#### Record list
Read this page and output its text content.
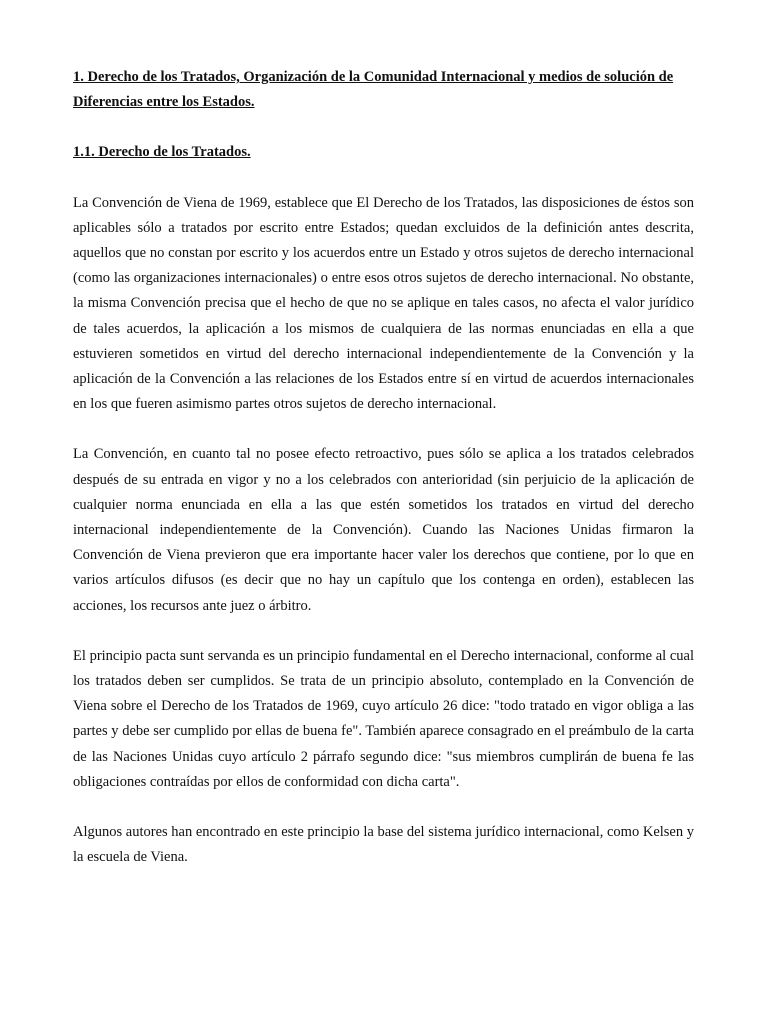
1. Derecho de los Tratados, Organización de la Comunidad Internacional y medios de solución de Diferencias entre los Estados.

1.1. Derecho de los Tratados.

La Convención de Viena de 1969, establece que El Derecho de los Tratados, las disposiciones de éstos son aplicables sólo a tratados por escrito entre Estados; quedan excluidos de la definición antes descrita, aquellos que no constan por escrito y los acuerdos entre un Estado y otros sujetos de derecho internacional (como las organizaciones internacionales) o entre esos otros sujetos de derecho internacional. No obstante, la misma Convención precisa que el hecho de que no se aplique en tales casos, no afecta el valor jurídico de tales acuerdos, la aplicación a los mismos de cualquiera de las normas enunciadas en ella a que estuvieren sometidos en virtud del derecho internacional independientemente de la Convención y la aplicación de la Convención a las relaciones de los Estados entre sí en virtud de acuerdos internacionales en los que fueren asimismo partes otros sujetos de derecho internacional.

La Convención, en cuanto tal no posee efecto retroactivo, pues sólo se aplica a los tratados celebrados después de su entrada en vigor y no a los celebrados con anterioridad (sin perjuicio de la aplicación de cualquier norma enunciada en ella a las que estén sometidos los tratados en virtud del derecho internacional independientemente de la Convención). Cuando las Naciones Unidas firmaron la Convención de Viena previeron que era importante hacer valer los derechos que contiene, por lo que en varios artículos difusos (es decir que no hay un capítulo que los contenga en orden), establecen las acciones, los recursos ante juez o árbitro.

El principio pacta sunt servanda es un principio fundamental en el Derecho internacional, conforme al cual los tratados deben ser cumplidos. Se trata de un principio absoluto, contemplado en la Convención de Viena sobre el Derecho de los Tratados de 1969, cuyo artículo 26 dice: "todo tratado en vigor obliga a las partes y debe ser cumplido por ellas de buena fe". También aparece consagrado en el preámbulo de la carta de las Naciones Unidas cuyo artículo 2 párrafo segundo dice: "sus miembros cumplirán de buena fe las obligaciones contraídas por ellos de conformidad con dicha carta".

Algunos autores han encontrado en este principio la base del sistema jurídico internacional, como Kelsen y la escuela de Viena.
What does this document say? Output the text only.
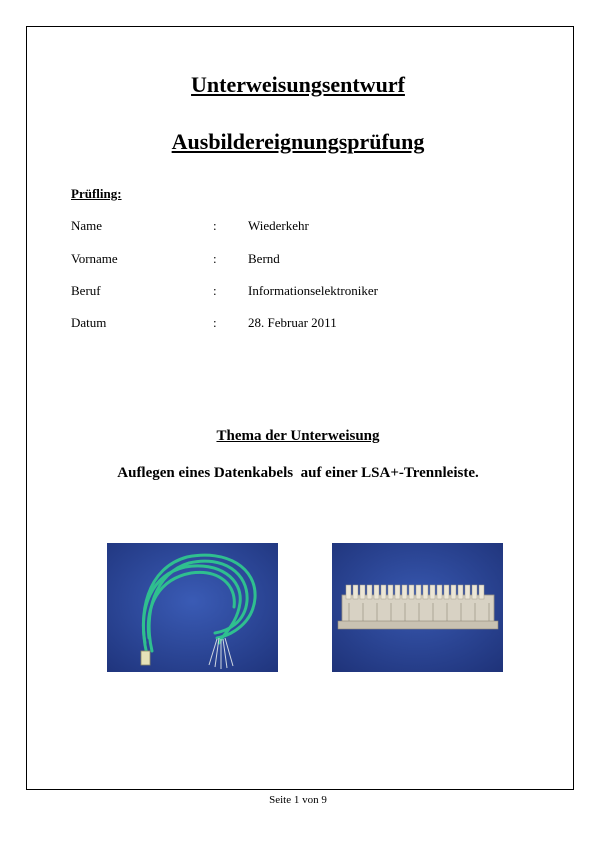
Unterweisungsentwurf
Ausbildereignungsprüfung
Prüfling:
Name	: Wiederkehr
Vorname	: Bernd
Beruf	: Informationselektroniker
Datum	: 28. Februar 2011
Thema der Unterweisung
Auflegen eines Datenkabels  auf einer LSA+-Trennleiste.
Seite 1 von 9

#### Work to do
Everything from the line containing "What does this" through the last line of the entries is to be output exactly as written, minus any pictures.

#### Written response
What does this document say? Output the text only.
Unterweisungsentwurf
Ausbildereignungsprüfung
Prüfling:
Name	: Wiederkehr
Vorname	: Bernd
Beruf	: Informationselektroniker
Datum	: 28. Februar 2011
Thema der Unterweisung
Auflegen eines Datenkabels  auf einer LSA+-Trennleiste.
Seite 1 von 9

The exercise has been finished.